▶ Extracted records
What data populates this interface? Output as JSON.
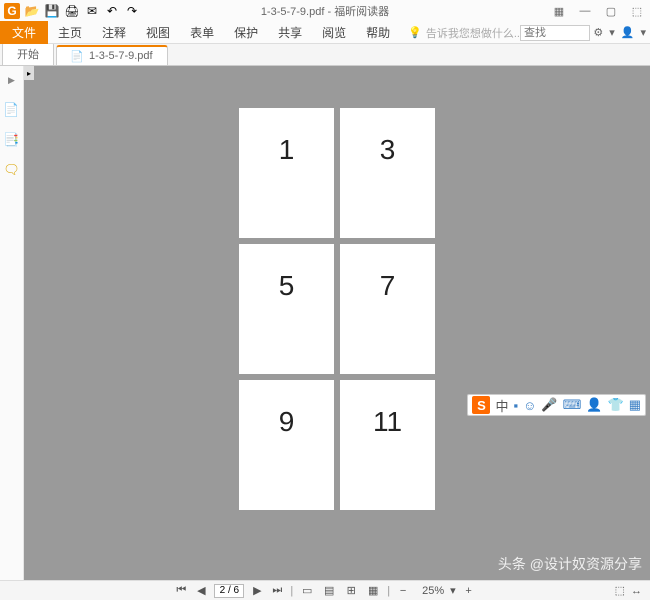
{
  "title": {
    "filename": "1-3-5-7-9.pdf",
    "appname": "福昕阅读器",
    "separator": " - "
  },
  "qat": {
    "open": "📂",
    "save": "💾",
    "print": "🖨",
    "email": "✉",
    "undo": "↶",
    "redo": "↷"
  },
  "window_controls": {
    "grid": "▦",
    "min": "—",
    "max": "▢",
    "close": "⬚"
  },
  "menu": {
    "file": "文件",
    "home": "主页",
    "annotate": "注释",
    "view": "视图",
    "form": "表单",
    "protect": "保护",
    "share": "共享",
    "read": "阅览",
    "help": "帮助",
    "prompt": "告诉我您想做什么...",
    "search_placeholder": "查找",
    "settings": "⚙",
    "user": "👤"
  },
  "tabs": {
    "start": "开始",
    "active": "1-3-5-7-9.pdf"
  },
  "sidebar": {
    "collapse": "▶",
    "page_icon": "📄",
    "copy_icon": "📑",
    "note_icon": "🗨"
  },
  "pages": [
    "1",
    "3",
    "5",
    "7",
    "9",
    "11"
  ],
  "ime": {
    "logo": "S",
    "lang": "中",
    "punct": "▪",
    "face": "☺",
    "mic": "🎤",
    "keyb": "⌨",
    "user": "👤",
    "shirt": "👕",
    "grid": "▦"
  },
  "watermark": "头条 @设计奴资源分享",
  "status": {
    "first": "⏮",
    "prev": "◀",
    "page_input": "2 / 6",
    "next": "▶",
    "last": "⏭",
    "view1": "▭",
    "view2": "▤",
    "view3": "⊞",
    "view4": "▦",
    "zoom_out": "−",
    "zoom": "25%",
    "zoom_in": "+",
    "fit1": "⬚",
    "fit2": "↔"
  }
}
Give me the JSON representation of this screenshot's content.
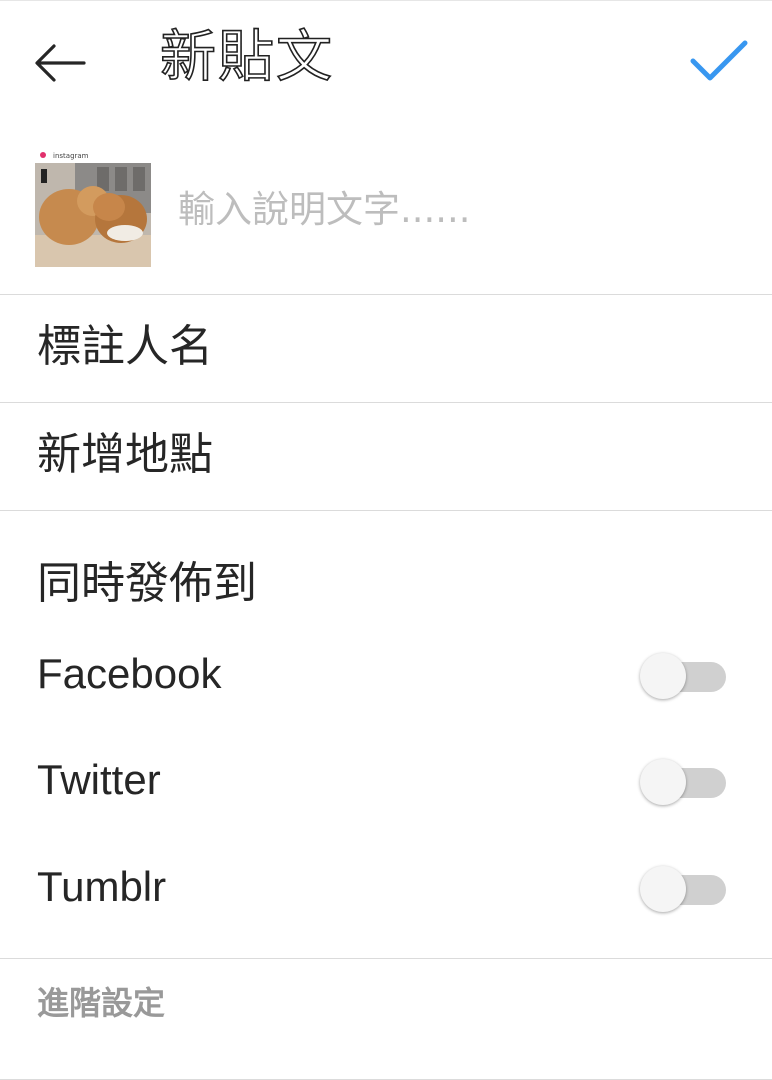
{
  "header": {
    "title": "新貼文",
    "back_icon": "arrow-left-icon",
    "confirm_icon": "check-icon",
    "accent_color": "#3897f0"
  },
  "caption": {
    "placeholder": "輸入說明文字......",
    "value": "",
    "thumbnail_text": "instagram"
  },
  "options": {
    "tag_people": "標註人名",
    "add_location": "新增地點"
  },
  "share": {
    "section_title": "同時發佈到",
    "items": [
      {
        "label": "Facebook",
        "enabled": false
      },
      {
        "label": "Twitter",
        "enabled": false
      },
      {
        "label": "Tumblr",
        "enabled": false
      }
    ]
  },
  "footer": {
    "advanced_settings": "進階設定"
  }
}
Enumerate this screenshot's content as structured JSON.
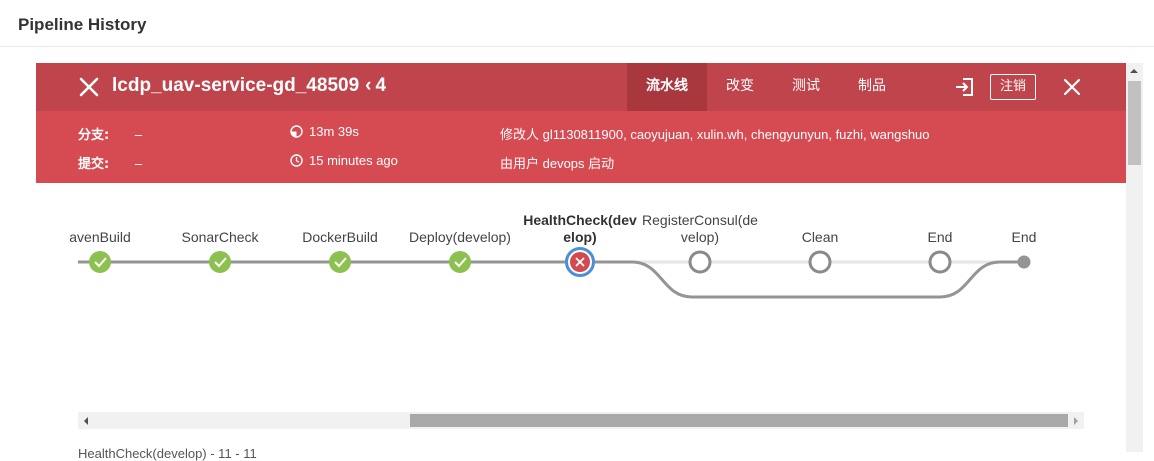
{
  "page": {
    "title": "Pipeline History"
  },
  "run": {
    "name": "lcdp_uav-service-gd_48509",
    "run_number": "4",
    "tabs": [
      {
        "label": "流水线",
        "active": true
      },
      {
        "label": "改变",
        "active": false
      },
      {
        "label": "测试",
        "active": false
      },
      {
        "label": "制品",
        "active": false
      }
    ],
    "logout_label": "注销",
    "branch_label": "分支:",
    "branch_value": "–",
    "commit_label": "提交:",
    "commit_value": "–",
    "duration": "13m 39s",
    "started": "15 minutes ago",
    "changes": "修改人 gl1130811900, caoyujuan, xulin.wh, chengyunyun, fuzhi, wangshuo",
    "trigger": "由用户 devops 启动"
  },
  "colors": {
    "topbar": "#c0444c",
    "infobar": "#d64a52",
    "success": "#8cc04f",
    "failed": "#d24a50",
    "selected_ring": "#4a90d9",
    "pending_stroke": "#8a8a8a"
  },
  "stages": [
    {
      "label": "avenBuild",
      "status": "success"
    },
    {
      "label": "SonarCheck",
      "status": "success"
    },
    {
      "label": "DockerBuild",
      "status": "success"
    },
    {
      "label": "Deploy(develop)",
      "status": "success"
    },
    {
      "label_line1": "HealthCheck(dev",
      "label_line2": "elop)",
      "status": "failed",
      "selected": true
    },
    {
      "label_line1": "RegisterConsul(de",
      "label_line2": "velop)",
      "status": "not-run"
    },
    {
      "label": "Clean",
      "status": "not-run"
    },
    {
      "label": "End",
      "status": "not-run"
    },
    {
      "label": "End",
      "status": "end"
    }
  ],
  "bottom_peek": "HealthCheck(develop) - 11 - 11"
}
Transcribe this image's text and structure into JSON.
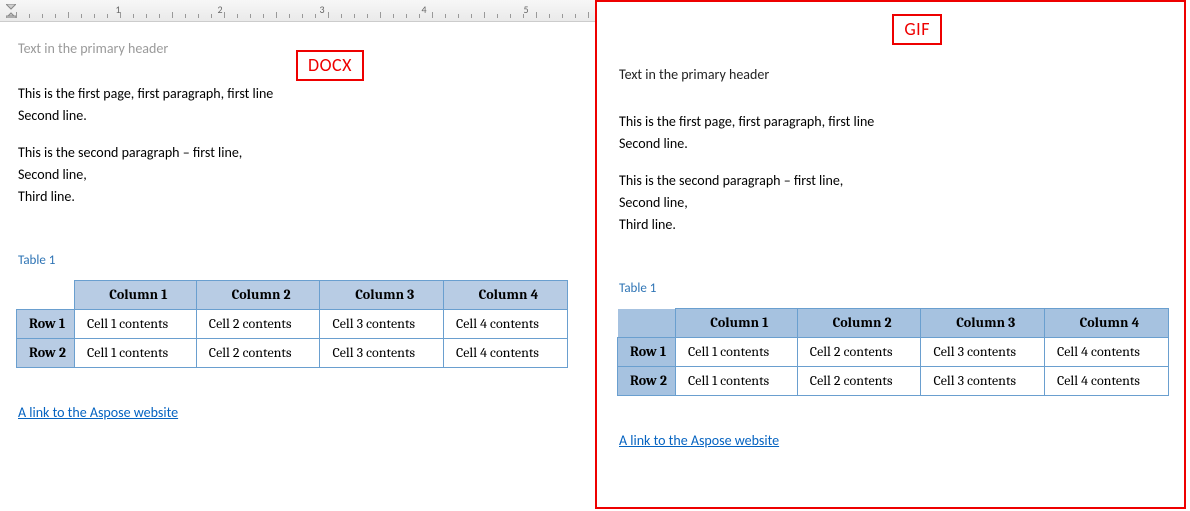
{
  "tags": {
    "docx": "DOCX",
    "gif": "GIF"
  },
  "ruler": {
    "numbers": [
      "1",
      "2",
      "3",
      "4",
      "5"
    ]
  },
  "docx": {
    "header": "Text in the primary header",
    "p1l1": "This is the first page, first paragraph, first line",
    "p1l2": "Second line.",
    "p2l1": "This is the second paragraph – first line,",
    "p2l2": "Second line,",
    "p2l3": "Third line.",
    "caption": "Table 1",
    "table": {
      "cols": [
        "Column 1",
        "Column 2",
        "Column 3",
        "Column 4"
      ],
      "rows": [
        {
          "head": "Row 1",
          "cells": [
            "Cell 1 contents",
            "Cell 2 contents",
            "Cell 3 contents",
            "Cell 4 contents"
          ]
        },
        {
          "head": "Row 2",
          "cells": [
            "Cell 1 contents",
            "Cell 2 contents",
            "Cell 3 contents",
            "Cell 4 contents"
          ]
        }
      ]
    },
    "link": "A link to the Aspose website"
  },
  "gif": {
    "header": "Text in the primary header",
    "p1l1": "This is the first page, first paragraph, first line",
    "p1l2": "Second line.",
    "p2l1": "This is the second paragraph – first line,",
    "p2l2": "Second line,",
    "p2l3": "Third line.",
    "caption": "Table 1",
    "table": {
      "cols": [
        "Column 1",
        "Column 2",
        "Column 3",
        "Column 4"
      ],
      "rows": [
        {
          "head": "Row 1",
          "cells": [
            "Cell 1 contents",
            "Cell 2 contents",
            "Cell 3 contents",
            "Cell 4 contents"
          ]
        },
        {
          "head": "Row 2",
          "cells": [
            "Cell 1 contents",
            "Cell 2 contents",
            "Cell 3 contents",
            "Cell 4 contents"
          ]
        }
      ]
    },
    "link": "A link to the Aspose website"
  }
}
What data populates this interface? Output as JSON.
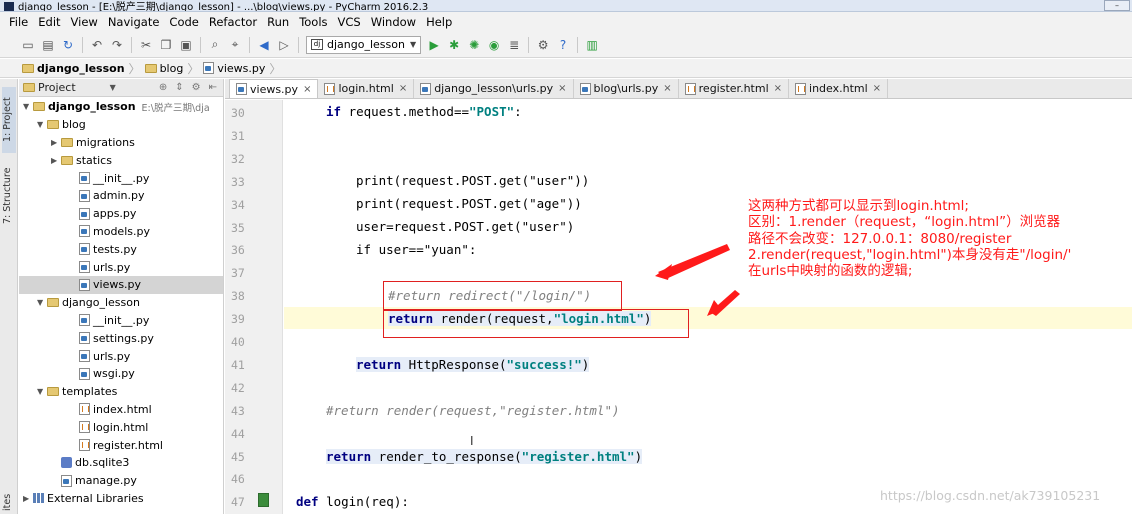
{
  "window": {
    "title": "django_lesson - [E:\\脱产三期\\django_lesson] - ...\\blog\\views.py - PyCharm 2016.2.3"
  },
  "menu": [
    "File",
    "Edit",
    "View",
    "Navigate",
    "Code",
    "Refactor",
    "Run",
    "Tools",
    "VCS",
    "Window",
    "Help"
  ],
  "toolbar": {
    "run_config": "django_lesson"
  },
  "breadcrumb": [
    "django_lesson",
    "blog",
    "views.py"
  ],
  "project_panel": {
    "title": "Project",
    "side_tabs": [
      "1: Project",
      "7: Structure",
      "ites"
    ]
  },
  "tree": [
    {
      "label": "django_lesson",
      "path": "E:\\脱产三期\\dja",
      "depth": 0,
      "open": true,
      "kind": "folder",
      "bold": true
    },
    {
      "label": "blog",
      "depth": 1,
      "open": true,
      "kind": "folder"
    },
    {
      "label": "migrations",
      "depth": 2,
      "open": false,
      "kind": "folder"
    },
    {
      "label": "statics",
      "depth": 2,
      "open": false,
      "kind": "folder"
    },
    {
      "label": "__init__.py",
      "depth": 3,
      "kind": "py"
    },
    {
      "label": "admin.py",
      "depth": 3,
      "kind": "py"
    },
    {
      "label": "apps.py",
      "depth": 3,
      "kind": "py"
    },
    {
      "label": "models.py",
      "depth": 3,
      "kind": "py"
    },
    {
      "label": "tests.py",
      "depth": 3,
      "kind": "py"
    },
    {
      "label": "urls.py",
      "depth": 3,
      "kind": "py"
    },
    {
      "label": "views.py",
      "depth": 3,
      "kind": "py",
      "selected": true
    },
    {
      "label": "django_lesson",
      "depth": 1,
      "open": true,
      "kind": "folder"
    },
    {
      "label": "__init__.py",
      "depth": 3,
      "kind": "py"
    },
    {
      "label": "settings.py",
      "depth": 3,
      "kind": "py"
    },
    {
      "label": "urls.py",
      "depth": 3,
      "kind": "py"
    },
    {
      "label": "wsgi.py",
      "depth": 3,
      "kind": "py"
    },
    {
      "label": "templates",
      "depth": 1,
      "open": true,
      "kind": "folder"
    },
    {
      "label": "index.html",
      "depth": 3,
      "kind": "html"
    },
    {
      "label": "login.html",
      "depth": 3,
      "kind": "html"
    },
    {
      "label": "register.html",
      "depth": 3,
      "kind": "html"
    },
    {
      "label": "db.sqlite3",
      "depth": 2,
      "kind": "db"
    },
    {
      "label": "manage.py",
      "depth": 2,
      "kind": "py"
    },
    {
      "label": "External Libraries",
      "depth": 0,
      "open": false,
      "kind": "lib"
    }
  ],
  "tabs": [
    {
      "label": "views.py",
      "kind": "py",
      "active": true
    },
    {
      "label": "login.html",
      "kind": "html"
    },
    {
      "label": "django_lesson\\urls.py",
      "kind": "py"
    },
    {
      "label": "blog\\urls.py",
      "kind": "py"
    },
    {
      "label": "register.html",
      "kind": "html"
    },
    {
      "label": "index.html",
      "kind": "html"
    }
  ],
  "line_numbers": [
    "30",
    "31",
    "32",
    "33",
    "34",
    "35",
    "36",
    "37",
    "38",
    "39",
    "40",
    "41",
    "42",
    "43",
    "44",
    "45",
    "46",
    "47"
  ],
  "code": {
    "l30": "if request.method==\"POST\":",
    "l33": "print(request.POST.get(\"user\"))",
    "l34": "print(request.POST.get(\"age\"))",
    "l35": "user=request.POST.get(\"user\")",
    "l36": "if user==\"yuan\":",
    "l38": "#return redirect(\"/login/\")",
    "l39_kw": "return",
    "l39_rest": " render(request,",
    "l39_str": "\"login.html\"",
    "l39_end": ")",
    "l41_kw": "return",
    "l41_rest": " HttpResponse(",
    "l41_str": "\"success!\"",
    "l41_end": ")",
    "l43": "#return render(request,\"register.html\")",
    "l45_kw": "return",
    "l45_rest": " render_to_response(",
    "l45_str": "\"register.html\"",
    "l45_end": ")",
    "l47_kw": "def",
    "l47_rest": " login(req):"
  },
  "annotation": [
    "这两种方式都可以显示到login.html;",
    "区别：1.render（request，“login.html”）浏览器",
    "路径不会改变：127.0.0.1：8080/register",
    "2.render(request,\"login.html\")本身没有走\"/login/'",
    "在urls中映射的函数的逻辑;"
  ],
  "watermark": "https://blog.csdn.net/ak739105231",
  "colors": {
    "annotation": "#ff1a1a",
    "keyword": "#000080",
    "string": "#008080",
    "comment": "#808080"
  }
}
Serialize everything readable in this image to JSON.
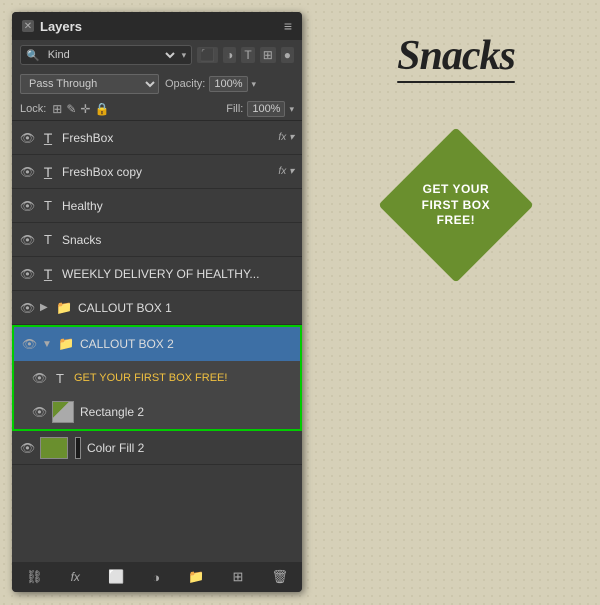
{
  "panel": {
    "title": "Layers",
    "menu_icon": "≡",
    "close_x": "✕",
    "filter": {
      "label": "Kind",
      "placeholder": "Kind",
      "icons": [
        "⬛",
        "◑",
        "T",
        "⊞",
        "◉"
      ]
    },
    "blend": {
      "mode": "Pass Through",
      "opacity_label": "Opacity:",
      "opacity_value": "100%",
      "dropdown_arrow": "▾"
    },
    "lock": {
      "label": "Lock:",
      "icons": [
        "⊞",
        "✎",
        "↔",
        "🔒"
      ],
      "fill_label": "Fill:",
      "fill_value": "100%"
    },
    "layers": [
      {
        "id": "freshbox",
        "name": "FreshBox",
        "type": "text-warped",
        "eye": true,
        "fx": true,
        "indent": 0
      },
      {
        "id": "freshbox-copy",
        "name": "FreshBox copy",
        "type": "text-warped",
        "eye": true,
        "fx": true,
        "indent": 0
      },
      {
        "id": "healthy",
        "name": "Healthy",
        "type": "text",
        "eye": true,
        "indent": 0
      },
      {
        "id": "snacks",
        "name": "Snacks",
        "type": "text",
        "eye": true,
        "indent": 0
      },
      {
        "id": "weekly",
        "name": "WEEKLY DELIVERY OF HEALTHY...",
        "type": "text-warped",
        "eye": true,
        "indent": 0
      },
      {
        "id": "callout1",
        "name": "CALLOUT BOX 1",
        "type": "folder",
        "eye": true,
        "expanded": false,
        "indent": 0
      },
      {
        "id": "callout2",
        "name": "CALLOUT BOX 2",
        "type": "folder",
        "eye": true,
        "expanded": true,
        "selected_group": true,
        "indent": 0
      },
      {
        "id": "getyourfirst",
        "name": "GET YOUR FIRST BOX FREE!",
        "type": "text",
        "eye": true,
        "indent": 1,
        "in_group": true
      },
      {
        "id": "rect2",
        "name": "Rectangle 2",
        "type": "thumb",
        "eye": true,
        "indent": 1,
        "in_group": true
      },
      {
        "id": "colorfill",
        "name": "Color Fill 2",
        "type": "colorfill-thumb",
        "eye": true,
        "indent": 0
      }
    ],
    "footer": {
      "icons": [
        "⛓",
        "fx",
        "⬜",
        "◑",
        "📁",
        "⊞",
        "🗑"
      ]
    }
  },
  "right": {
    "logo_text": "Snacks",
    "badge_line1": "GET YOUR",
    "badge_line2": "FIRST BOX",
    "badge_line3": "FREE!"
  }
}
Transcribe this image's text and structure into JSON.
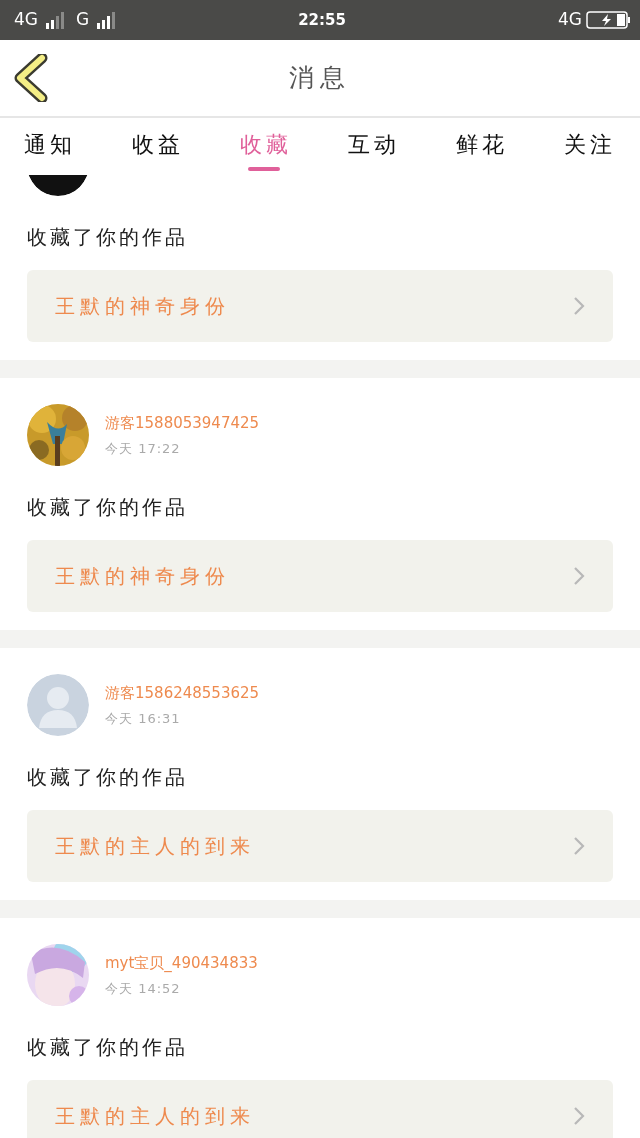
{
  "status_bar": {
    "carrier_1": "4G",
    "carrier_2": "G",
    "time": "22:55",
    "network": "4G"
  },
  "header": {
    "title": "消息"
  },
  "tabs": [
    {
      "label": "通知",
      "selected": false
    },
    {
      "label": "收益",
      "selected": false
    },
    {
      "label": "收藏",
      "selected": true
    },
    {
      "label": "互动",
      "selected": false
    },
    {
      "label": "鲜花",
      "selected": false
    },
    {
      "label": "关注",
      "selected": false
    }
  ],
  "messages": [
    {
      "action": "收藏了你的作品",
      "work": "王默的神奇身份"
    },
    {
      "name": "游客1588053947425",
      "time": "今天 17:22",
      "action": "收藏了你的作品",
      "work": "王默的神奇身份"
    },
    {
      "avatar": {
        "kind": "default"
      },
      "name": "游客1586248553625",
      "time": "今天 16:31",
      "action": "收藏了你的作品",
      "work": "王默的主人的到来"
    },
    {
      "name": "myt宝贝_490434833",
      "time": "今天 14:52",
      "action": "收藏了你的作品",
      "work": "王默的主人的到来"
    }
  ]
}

▶ Your goal
Using the records above, select and copy every line that has the word "time".

▶ Result of the task
    "time": "22:55",
      "time": "今天 17:22",
      "time": "今天 16:31",
      "time": "今天 14:52",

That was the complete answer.